# [Task statement]
Read the data and repeat it in full, exactly.

# [Material shown]
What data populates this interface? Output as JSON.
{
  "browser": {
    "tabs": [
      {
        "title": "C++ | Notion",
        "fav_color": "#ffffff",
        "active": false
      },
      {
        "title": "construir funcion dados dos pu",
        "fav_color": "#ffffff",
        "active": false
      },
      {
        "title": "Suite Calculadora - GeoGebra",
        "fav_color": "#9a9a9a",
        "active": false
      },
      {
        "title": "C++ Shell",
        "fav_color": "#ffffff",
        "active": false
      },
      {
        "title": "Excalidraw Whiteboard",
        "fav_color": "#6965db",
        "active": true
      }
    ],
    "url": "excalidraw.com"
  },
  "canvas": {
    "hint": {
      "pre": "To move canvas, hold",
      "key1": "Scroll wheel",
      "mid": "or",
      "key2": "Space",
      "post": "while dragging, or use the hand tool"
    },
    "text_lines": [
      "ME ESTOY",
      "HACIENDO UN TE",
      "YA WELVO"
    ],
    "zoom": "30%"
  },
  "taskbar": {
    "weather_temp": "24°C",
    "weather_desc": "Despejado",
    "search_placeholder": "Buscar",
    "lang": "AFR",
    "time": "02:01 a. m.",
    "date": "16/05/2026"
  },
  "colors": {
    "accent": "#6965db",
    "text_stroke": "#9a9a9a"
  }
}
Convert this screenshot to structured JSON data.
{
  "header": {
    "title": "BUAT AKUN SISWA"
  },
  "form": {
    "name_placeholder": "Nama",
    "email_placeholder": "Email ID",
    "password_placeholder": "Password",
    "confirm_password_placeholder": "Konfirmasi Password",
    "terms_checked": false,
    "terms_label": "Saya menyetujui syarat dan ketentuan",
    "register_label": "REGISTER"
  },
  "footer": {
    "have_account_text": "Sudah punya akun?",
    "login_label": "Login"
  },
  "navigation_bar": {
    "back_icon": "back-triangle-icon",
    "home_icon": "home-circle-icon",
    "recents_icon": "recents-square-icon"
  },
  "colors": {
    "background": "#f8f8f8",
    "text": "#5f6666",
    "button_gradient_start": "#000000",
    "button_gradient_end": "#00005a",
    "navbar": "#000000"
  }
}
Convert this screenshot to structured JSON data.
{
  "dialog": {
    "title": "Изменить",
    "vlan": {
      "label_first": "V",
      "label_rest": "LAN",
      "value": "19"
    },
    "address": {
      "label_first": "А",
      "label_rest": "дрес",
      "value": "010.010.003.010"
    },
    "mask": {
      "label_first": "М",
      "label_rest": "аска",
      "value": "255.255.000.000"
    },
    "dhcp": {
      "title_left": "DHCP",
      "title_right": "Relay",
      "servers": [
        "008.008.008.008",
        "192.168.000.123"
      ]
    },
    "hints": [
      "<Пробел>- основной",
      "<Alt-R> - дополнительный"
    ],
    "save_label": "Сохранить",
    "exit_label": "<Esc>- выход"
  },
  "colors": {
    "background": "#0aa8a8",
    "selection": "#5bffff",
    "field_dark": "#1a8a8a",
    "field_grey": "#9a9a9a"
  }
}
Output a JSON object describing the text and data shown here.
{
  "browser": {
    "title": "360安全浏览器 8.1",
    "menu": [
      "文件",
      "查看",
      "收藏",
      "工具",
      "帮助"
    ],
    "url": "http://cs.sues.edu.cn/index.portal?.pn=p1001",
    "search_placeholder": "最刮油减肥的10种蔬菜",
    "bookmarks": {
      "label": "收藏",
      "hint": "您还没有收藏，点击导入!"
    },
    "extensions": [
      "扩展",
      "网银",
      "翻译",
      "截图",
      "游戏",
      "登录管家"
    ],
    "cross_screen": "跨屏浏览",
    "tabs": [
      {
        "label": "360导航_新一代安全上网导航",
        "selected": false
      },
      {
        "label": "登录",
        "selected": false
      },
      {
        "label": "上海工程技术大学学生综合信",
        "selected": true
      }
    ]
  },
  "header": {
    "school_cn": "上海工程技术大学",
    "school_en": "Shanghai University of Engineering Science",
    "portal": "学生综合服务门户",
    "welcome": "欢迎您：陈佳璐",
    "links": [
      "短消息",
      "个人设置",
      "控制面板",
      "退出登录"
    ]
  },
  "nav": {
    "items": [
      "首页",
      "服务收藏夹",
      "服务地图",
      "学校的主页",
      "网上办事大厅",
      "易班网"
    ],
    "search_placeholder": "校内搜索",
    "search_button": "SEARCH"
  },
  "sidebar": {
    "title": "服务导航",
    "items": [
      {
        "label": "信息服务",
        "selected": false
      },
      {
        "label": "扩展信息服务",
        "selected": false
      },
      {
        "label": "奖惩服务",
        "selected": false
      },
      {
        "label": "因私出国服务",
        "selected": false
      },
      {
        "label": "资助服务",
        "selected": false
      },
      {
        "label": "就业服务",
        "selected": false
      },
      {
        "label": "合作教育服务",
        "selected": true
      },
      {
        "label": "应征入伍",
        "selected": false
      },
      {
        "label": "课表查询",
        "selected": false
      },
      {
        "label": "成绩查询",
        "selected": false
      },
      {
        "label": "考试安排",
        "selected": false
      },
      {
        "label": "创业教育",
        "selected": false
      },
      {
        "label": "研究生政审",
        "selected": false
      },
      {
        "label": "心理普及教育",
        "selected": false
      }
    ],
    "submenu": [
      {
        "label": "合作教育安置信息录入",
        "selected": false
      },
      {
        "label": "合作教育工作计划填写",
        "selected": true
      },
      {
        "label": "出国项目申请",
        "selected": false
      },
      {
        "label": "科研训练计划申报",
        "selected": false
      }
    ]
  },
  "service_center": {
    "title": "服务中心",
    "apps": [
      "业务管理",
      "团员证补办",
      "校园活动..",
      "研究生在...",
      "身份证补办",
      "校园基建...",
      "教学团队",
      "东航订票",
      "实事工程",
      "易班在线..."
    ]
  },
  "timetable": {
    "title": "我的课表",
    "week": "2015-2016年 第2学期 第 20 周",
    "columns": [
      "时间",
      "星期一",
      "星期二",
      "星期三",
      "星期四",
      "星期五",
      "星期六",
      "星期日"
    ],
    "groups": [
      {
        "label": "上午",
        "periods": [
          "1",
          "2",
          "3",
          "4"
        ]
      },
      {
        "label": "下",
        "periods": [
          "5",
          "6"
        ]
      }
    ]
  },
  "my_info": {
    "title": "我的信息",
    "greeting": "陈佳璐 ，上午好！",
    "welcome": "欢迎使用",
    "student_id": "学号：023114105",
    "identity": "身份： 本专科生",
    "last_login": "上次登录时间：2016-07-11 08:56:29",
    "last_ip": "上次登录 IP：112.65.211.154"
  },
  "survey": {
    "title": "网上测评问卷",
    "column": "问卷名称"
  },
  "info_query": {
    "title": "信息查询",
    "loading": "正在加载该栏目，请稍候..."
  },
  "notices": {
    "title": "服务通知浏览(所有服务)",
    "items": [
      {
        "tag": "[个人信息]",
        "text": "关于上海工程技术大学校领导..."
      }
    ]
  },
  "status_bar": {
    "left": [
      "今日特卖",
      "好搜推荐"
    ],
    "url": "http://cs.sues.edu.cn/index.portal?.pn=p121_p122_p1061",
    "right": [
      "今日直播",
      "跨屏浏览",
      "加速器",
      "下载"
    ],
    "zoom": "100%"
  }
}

# [Complete response]
What data populates this interface? Output as JSON.
{
  "browser": {
    "tabs": [
      {
        "title": "C++ | Notion",
        "fav_color": "#ffffff",
        "active": false
      },
      {
        "title": "construir funcion dados dos pu",
        "fav_color": "#ffffff",
        "active": false
      },
      {
        "title": "Suite Calculadora - GeoGebra",
        "fav_color": "#9a9a9a",
        "active": false
      },
      {
        "title": "C++ Shell",
        "fav_color": "#ffffff",
        "active": false
      },
      {
        "title": "Excalidraw Whiteboard",
        "fav_color": "#6965db",
        "active": true
      }
    ],
    "url": "excalidraw.com"
  },
  "canvas": {
    "hint": {
      "pre": "To move canvas, hold",
      "key1": "Scroll wheel",
      "mid": "or",
      "key2": "Space",
      "post": "while dragging, or use the hand tool"
    },
    "text_lines": [
      "ME ESTOY",
      "HACIENDO UN TE",
      "YA WELVO"
    ],
    "zoom": "30%"
  },
  "taskbar": {
    "weather_temp": "24°C",
    "weather_desc": "Despejado",
    "search_placeholder": "Buscar",
    "lang": "AFR",
    "time": "02:01 a. m.",
    "date": "16/05/2026"
  },
  "colors": {
    "accent": "#6965db",
    "text_stroke": "#9a9a9a"
  }
}
Convert this screenshot to structured JSON data.
{
  "header": {
    "title": "BUAT AKUN SISWA"
  },
  "form": {
    "name_placeholder": "Nama",
    "email_placeholder": "Email ID",
    "password_placeholder": "Password",
    "confirm_password_placeholder": "Konfirmasi Password",
    "terms_checked": false,
    "terms_label": "Saya menyetujui syarat dan ketentuan",
    "register_label": "REGISTER"
  },
  "footer": {
    "have_account_text": "Sudah punya akun?",
    "login_label": "Login"
  },
  "navigation_bar": {
    "back_icon": "back-triangle-icon",
    "home_icon": "home-circle-icon",
    "recents_icon": "recents-square-icon"
  },
  "colors": {
    "background": "#f8f8f8",
    "text": "#5f6666",
    "button_gradient_start": "#000000",
    "button_gradient_end": "#00005a",
    "navbar": "#000000"
  }
}
Convert this screenshot to structured JSON data.
{
  "dialog": {
    "title": "Изменить",
    "vlan": {
      "label_first": "V",
      "label_rest": "LAN",
      "value": "19"
    },
    "address": {
      "label_first": "А",
      "label_rest": "дрес",
      "value": "010.010.003.010"
    },
    "mask": {
      "label_first": "М",
      "label_rest": "аска",
      "value": "255.255.000.000"
    },
    "dhcp": {
      "title_left": "DHCP",
      "title_right": "Relay",
      "servers": [
        "008.008.008.008",
        "192.168.000.123"
      ]
    },
    "hints": [
      "<Пробел>- основной",
      "<Alt-R> - дополнительный"
    ],
    "save_label": "Сохранить",
    "exit_label": "<Esc>- выход"
  },
  "colors": {
    "background": "#0aa8a8",
    "selection": "#5bffff",
    "field_dark": "#1a8a8a",
    "field_grey": "#9a9a9a"
  }
}
Output a JSON object describing the text and data shown here.
{
  "browser": {
    "title": "360安全浏览器 8.1",
    "menu": [
      "文件",
      "查看",
      "收藏",
      "工具",
      "帮助"
    ],
    "url": "http://cs.sues.edu.cn/index.portal?.pn=p1001",
    "search_placeholder": "最刮油减肥的10种蔬菜",
    "bookmarks": {
      "label": "收藏",
      "hint": "您还没有收藏，点击导入!"
    },
    "extensions": [
      "扩展",
      "网银",
      "翻译",
      "截图",
      "游戏",
      "登录管家"
    ],
    "cross_screen": "跨屏浏览",
    "tabs": [
      {
        "label": "360导航_新一代安全上网导航",
        "selected": false
      },
      {
        "label": "登录",
        "selected": false
      },
      {
        "label": "上海工程技术大学学生综合信",
        "selected": true
      }
    ]
  },
  "header": {
    "school_cn": "上海工程技术大学",
    "school_en": "Shanghai University of Engineering Science",
    "portal": "学生综合服务门户",
    "welcome": "欢迎您：陈佳璐",
    "links": [
      "短消息",
      "个人设置",
      "控制面板",
      "退出登录"
    ]
  },
  "nav": {
    "items": [
      "首页",
      "服务收藏夹",
      "服务地图",
      "学校的主页",
      "网上办事大厅",
      "易班网"
    ],
    "search_placeholder": "校内搜索",
    "search_button": "SEARCH"
  },
  "sidebar": {
    "title": "服务导航",
    "items": [
      {
        "label": "信息服务",
        "selected": false
      },
      {
        "label": "扩展信息服务",
        "selected": false
      },
      {
        "label": "奖惩服务",
        "selected": false
      },
      {
        "label": "因私出国服务",
        "selected": false
      },
      {
        "label": "资助服务",
        "selected": false
      },
      {
        "label": "就业服务",
        "selected": false
      },
      {
        "label": "合作教育服务",
        "selected": true
      },
      {
        "label": "应征入伍",
        "selected": false
      },
      {
        "label": "课表查询",
        "selected": false
      },
      {
        "label": "成绩查询",
        "selected": false
      },
      {
        "label": "考试安排",
        "selected": false
      },
      {
        "label": "创业教育",
        "selected": false
      },
      {
        "label": "研究生政审",
        "selected": false
      },
      {
        "label": "心理普及教育",
        "selected": false
      }
    ],
    "submenu": [
      {
        "label": "合作教育安置信息录入",
        "selected": false
      },
      {
        "label": "合作教育工作计划填写",
        "selected": true
      },
      {
        "label": "出国项目申请",
        "selected": false
      },
      {
        "label": "科研训练计划申报",
        "selected": false
      }
    ]
  },
  "service_center": {
    "title": "服务中心",
    "apps": [
      "业务管理",
      "团员证补办",
      "校园活动..",
      "研究生在...",
      "身份证补办",
      "校园基建...",
      "教学团队",
      "东航订票",
      "实事工程",
      "易班在线..."
    ]
  },
  "timetable": {
    "title": "我的课表",
    "week": "2015-2016年 第2学期 第 20 周",
    "columns": [
      "时间",
      "星期一",
      "星期二",
      "星期三",
      "星期四",
      "星期五",
      "星期六",
      "星期日"
    ],
    "groups": [
      {
        "label": "上午",
        "periods": [
          "1",
          "2",
          "3",
          "4"
        ]
      },
      {
        "label": "下",
        "periods": [
          "5",
          "6"
        ]
      }
    ]
  },
  "my_info": {
    "title": "我的信息",
    "greeting": "陈佳璐 ，上午好！",
    "welcome": "欢迎使用",
    "student_id": "学号：023114105",
    "identity": "身份： 本专科生",
    "last_login": "上次登录时间：2016-07-11 08:56:29",
    "last_ip": "上次登录 IP：112.65.211.154"
  },
  "survey": {
    "title": "网上测评问卷",
    "column": "问卷名称"
  },
  "info_query": {
    "title": "信息查询",
    "loading": "正在加载该栏目，请稍候..."
  },
  "notices": {
    "title": "服务通知浏览(所有服务)",
    "items": [
      {
        "tag": "[个人信息]",
        "text": "关于上海工程技术大学校领导..."
      }
    ]
  },
  "status_bar": {
    "left": [
      "今日特卖",
      "好搜推荐"
    ],
    "url": "http://cs.sues.edu.cn/index.portal?.pn=p121_p122_p1061",
    "right": [
      "今日直播",
      "跨屏浏览",
      "加速器",
      "下载"
    ],
    "zoom": "100%"
  }
}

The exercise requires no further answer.